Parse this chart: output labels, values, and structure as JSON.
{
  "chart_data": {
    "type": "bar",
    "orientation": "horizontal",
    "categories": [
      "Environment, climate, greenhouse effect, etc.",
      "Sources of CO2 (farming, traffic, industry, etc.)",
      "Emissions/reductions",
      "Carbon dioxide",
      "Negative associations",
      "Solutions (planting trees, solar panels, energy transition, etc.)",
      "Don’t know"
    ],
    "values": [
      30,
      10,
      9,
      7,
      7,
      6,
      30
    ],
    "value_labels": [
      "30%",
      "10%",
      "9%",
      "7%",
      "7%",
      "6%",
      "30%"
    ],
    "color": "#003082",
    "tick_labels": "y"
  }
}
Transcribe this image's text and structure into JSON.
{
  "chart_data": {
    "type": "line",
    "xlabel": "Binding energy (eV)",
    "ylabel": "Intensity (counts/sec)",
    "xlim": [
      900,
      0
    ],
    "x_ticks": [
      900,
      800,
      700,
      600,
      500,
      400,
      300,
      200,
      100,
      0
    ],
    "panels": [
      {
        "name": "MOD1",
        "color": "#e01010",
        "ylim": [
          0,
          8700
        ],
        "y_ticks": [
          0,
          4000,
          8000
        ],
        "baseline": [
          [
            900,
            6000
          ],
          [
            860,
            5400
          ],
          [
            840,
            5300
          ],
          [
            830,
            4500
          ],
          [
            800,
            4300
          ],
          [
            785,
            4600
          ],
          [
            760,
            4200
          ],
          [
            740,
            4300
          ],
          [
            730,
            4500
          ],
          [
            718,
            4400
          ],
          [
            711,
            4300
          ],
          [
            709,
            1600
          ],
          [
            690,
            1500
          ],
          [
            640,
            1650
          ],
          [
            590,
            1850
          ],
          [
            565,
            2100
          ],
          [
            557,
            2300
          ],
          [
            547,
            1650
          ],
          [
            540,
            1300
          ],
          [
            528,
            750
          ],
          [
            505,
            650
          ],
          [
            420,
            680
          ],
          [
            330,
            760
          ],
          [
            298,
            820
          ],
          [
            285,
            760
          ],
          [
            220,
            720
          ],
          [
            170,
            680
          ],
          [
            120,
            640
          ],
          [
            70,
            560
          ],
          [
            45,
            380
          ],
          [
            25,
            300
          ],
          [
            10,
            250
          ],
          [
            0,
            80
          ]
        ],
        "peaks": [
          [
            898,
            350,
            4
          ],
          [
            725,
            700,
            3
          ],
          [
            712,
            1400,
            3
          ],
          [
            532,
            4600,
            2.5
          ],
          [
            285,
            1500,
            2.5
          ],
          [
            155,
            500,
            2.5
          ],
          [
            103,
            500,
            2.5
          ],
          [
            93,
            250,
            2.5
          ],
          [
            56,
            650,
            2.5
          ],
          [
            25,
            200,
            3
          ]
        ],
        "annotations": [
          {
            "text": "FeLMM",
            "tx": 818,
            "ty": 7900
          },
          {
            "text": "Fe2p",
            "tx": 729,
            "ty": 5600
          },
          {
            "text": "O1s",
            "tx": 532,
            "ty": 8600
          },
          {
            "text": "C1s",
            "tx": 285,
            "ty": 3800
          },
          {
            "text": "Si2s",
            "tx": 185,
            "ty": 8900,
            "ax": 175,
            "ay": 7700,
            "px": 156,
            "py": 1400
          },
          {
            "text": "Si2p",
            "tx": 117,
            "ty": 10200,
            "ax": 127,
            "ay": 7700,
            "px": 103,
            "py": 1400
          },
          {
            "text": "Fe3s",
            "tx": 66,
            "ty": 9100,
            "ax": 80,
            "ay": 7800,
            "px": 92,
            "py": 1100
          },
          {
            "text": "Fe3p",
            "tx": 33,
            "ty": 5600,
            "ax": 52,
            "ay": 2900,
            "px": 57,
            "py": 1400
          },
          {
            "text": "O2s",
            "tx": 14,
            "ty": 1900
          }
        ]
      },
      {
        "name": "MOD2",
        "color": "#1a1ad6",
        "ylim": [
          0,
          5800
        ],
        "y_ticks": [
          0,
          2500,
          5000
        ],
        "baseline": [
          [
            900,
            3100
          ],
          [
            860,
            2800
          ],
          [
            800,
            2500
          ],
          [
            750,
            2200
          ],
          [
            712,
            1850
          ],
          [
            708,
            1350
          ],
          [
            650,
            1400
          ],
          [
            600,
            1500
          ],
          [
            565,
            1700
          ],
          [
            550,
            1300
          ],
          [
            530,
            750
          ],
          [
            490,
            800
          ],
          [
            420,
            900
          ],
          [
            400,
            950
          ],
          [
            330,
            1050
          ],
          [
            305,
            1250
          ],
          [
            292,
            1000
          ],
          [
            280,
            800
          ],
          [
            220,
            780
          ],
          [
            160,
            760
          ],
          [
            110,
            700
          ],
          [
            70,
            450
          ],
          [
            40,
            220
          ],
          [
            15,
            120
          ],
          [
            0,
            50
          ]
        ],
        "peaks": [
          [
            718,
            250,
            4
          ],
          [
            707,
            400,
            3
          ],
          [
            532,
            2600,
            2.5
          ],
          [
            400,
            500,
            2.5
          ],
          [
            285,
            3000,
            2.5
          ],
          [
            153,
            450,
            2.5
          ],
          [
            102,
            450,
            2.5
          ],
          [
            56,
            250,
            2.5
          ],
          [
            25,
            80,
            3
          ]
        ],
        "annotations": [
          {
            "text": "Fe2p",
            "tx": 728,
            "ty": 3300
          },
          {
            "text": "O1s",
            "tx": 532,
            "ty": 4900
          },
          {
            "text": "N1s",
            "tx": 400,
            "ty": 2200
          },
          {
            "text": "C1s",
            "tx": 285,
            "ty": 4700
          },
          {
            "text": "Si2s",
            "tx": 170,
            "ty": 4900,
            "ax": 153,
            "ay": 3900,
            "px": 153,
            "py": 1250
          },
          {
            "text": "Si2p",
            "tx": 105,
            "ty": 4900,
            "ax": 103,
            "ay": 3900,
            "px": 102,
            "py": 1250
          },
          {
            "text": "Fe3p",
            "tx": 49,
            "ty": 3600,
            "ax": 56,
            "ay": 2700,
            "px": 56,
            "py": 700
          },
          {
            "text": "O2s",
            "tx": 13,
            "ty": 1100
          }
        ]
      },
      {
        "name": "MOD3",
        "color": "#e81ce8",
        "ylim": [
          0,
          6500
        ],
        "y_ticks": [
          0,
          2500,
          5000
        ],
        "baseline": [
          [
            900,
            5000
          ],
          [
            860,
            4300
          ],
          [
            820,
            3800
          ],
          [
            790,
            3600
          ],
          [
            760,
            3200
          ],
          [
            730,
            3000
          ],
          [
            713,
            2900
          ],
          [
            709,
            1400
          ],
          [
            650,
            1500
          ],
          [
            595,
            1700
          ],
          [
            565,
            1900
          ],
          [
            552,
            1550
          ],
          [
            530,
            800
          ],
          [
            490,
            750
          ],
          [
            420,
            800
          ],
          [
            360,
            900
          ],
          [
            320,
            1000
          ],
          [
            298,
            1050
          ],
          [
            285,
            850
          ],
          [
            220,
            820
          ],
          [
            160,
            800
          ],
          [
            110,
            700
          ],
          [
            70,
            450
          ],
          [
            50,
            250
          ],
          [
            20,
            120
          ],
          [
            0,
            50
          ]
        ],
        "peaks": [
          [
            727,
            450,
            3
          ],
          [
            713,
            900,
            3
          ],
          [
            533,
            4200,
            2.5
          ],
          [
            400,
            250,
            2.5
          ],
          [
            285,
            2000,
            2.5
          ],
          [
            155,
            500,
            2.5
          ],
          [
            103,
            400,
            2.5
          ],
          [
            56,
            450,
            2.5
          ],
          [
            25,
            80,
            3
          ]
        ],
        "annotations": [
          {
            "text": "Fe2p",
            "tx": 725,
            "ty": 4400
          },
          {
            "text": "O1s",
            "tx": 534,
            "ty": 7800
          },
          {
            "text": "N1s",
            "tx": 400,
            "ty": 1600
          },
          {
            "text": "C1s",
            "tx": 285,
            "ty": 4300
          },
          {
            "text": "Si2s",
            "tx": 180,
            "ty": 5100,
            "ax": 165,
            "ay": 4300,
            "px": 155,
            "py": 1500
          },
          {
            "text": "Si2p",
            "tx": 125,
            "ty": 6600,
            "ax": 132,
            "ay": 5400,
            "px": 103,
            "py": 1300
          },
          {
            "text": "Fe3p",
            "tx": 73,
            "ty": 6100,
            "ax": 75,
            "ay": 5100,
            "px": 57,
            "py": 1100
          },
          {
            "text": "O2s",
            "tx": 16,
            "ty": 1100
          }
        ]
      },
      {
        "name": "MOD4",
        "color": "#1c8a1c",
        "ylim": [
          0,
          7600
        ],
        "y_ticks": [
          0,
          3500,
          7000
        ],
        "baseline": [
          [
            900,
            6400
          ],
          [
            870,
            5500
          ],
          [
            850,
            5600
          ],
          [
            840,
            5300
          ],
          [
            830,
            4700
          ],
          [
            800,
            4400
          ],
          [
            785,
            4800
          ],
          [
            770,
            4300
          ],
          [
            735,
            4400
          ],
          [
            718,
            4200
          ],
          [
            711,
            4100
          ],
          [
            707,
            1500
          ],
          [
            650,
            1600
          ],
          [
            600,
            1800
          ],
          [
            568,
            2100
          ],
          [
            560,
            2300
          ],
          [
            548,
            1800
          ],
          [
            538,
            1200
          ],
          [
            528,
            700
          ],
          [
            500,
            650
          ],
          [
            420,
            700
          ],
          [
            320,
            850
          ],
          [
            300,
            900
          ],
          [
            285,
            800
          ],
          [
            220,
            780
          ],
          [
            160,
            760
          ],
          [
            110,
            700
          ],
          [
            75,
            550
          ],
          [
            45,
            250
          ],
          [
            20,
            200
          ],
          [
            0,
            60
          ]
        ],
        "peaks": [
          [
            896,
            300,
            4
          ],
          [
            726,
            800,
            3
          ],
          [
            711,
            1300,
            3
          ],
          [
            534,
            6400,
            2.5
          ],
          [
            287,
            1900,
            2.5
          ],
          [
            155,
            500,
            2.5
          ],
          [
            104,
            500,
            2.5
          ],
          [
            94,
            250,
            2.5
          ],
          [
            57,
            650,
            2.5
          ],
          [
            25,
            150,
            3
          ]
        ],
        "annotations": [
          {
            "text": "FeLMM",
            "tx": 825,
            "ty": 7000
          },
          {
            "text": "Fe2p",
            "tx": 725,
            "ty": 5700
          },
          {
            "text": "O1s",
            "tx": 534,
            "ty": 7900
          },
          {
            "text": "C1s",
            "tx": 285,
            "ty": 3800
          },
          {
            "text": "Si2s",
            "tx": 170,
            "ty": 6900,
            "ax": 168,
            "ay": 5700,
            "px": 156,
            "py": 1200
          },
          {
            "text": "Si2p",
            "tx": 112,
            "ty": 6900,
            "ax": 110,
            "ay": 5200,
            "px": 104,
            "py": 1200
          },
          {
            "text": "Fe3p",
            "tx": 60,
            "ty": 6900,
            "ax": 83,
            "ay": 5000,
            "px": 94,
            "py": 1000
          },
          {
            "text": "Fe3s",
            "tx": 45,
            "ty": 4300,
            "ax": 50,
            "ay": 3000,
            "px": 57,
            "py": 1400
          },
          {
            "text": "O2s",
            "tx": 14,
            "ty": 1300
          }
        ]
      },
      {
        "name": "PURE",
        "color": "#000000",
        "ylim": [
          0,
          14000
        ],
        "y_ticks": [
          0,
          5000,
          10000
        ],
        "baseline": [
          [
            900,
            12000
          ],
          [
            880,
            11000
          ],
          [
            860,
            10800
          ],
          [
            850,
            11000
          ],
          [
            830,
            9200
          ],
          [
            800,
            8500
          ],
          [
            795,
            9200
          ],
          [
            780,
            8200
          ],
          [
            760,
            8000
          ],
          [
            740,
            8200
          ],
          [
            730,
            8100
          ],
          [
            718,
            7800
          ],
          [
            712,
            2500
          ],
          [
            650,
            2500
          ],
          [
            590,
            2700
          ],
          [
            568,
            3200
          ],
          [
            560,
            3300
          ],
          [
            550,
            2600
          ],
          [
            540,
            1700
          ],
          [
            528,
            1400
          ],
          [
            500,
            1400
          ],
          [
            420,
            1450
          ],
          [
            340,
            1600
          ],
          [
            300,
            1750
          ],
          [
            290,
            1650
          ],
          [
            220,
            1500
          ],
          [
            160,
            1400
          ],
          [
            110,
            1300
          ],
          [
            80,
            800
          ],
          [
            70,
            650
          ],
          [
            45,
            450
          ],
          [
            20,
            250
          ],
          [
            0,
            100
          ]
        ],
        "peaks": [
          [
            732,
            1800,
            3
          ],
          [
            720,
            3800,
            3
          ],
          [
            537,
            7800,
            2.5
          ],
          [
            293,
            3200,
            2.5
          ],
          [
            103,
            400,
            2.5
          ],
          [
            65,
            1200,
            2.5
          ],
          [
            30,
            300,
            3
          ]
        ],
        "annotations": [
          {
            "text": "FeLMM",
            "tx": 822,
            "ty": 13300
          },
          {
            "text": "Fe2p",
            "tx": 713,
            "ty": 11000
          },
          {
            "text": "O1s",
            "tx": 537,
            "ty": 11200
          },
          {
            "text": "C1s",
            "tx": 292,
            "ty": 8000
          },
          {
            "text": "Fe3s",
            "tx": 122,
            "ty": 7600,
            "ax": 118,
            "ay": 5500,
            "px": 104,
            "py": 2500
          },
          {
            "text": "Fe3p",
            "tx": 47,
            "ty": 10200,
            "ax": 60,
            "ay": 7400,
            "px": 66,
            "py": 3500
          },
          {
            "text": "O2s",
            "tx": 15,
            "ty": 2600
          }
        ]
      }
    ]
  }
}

___

- [OBJECTIVE]:
All lines that include "this" are to be gathered and copied.

- [RESPONSE BELOW]:
Parse this chart: output labels, values, and structure as JSON.
Transcribe this image's text and structure into JSON.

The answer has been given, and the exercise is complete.